Entries with figure data
———

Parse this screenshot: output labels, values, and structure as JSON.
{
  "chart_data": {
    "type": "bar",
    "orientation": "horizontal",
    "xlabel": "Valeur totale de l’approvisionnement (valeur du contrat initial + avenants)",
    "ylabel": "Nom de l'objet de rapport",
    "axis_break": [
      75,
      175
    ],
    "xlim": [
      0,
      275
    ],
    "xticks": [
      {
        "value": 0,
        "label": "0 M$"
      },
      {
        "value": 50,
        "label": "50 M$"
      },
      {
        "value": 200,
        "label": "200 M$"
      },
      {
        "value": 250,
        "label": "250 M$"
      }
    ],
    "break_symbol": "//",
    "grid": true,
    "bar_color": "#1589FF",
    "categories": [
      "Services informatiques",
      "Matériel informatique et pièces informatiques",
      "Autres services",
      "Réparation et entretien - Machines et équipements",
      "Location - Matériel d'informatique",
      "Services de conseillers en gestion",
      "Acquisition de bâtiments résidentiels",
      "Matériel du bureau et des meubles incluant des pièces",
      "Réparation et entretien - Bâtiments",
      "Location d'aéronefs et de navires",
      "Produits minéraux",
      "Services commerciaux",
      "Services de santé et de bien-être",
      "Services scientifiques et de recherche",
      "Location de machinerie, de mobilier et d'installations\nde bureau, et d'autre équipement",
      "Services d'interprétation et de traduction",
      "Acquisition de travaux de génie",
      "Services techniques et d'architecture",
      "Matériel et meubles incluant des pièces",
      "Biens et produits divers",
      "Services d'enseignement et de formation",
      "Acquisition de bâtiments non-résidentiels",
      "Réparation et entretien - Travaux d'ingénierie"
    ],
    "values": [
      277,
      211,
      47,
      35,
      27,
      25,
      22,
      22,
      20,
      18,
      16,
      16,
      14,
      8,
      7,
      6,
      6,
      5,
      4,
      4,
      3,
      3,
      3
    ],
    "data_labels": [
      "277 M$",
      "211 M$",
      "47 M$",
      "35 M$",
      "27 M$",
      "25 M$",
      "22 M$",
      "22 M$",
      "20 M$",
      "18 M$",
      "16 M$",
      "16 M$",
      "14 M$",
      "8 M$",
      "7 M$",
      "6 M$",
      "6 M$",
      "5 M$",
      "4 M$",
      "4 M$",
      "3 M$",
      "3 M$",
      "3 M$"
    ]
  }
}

———

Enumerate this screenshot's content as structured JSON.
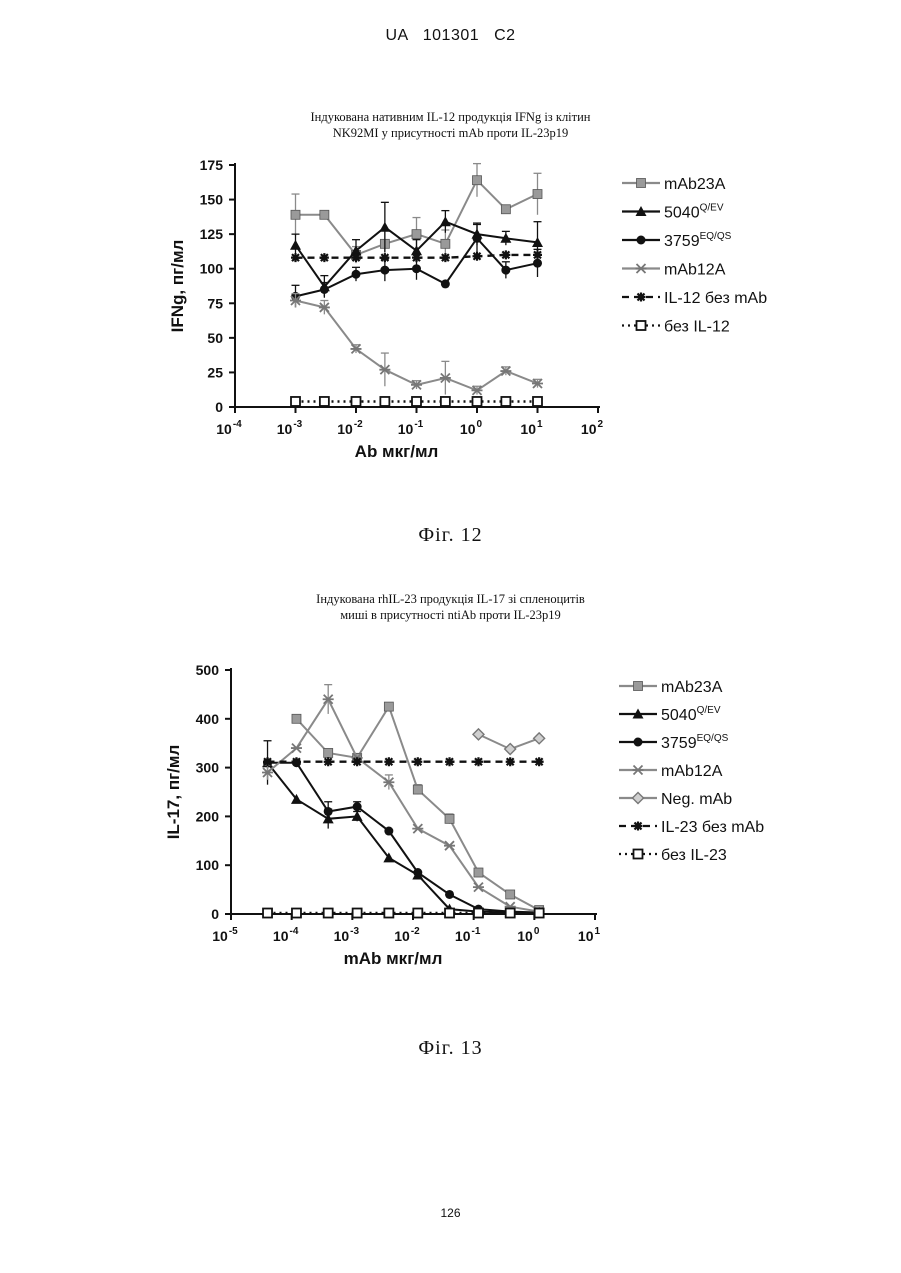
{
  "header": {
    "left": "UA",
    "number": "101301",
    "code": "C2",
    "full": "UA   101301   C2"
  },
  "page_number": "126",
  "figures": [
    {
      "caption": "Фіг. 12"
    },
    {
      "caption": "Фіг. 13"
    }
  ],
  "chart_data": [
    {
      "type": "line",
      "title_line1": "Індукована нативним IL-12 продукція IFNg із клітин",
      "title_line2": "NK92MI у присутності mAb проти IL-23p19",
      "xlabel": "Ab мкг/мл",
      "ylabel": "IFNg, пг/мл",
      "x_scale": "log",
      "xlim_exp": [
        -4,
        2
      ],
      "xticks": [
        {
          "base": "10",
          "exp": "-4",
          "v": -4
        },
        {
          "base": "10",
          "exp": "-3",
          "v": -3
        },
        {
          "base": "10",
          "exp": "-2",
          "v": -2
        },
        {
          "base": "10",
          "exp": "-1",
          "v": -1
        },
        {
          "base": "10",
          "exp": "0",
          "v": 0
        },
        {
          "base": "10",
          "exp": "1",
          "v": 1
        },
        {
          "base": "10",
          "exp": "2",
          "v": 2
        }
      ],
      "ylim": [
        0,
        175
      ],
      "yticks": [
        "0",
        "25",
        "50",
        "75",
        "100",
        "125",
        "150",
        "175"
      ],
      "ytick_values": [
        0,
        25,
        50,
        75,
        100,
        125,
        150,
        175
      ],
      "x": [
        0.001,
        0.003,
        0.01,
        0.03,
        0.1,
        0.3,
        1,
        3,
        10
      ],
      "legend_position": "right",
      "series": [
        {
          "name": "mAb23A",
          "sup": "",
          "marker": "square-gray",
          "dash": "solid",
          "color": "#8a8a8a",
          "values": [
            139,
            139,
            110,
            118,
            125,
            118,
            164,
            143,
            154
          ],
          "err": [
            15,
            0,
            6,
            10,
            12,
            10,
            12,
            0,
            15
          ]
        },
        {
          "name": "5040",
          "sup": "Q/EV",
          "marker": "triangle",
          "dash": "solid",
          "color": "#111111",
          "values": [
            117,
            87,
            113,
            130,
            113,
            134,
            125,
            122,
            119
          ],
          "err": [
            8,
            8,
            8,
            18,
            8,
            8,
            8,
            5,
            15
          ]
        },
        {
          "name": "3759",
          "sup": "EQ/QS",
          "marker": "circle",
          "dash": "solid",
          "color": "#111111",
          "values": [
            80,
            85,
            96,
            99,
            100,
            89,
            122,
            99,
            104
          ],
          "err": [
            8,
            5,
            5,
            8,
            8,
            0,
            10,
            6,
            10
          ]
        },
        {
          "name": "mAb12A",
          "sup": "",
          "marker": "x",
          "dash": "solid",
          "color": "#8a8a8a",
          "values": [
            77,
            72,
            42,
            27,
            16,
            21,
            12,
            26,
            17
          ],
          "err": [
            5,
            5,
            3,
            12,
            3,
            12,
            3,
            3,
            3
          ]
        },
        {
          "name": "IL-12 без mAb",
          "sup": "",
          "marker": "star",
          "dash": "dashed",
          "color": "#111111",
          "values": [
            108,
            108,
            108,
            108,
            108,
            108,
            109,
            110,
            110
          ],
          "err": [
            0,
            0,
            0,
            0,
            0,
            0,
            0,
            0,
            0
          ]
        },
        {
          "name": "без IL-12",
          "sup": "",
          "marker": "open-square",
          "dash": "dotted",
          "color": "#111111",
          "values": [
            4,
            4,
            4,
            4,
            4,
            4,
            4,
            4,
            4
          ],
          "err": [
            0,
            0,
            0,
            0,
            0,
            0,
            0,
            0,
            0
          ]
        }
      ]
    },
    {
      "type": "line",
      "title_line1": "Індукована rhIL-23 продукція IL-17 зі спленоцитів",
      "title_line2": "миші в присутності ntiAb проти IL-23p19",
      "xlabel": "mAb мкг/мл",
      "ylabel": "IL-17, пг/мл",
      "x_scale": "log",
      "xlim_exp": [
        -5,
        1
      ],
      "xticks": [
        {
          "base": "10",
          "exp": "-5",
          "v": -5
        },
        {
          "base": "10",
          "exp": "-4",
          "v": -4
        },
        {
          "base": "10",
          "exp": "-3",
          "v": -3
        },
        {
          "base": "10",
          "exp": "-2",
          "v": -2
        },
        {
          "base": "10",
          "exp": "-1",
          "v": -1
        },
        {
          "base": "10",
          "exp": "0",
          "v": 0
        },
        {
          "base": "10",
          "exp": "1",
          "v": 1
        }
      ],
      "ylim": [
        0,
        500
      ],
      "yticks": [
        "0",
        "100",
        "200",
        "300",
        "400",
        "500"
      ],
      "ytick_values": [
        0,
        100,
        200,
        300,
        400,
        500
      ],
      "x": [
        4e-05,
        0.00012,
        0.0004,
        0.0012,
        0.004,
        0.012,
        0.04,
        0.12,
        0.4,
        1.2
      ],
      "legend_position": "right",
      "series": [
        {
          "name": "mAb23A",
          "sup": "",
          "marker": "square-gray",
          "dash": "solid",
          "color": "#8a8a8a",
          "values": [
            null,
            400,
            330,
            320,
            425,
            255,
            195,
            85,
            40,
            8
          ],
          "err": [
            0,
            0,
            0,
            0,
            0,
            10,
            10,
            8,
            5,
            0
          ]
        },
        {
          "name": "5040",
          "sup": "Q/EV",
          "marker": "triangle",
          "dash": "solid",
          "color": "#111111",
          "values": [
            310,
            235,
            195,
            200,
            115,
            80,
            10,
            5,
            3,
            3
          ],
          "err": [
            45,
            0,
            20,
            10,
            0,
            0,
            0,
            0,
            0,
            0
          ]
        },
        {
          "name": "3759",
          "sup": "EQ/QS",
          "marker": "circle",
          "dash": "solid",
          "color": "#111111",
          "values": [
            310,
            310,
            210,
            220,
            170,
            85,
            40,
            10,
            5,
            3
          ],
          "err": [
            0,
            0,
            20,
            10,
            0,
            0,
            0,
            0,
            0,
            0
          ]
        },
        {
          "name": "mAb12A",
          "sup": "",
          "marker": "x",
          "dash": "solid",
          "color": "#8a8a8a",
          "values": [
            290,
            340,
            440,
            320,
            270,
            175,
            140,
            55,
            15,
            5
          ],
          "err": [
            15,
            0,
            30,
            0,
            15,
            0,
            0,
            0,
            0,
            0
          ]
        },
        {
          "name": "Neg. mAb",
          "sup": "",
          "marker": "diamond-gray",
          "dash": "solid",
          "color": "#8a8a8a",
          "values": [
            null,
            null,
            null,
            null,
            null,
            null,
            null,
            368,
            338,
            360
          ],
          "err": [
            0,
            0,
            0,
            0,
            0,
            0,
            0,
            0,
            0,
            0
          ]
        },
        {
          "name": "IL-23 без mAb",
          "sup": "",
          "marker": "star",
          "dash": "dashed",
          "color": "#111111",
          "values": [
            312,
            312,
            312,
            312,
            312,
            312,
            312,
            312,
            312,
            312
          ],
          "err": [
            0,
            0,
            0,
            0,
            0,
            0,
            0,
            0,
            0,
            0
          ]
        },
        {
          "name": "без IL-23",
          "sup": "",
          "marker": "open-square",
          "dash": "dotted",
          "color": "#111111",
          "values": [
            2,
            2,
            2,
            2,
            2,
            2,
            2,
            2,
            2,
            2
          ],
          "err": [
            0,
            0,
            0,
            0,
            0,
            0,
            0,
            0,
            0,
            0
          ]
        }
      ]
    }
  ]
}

———

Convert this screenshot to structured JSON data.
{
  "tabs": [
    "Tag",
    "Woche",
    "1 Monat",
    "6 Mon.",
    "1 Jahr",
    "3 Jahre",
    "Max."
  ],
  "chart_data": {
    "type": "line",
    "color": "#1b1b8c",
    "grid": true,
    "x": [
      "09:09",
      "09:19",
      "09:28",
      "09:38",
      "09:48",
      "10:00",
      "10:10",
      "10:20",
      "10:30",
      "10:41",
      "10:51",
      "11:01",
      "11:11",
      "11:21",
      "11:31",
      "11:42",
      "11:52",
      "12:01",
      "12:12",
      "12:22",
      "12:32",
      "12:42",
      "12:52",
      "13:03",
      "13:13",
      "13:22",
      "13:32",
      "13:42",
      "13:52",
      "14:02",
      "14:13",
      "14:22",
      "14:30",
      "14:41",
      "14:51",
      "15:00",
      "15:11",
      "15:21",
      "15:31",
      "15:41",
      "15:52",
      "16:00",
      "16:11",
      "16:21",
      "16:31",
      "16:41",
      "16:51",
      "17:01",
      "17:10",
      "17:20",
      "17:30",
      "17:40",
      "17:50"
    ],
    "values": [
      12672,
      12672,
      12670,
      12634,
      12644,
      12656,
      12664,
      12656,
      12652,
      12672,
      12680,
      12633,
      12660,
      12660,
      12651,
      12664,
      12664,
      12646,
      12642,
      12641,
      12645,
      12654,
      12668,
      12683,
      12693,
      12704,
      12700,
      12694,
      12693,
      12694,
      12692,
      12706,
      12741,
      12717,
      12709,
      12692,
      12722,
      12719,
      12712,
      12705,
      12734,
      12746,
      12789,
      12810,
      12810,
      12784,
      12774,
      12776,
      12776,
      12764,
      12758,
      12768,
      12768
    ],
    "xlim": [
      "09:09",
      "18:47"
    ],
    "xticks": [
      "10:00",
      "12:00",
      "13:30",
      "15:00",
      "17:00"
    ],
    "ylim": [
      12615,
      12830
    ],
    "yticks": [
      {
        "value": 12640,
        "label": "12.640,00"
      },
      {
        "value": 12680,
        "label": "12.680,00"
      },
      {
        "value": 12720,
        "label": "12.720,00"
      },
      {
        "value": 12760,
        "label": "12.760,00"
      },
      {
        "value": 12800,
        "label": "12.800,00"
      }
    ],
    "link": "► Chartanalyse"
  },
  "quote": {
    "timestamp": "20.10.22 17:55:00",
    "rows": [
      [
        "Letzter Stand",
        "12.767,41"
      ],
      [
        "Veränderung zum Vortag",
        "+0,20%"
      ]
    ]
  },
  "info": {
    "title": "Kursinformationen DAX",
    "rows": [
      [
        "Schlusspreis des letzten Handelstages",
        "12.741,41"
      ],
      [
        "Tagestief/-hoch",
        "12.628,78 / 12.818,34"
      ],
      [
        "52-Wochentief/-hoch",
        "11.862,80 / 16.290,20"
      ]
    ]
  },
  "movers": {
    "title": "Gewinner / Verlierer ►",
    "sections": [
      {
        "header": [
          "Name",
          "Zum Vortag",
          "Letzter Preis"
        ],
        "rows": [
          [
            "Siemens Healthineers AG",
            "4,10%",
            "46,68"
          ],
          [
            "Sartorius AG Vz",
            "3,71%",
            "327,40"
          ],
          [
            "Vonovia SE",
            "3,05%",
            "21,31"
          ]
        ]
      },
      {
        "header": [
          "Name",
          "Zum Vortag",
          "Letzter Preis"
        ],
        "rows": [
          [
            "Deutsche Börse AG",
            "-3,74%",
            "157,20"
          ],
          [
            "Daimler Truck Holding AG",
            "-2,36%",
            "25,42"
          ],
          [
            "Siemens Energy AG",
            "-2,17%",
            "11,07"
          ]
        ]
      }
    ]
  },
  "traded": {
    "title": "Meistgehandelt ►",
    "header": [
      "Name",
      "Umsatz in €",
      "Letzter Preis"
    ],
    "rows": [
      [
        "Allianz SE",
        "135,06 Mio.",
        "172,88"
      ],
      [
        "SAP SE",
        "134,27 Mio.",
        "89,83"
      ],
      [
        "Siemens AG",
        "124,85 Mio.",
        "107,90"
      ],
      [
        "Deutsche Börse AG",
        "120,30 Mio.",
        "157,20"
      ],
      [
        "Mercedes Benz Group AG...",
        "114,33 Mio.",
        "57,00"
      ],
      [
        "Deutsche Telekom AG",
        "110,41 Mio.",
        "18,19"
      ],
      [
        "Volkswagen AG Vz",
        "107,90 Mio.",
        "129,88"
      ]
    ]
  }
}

———

WHAT YOU HAVE TO DO → Only the number is wanted: how many lines contain the string "ylabel"?

SOLUTION FOR THIS PROBLEM → 3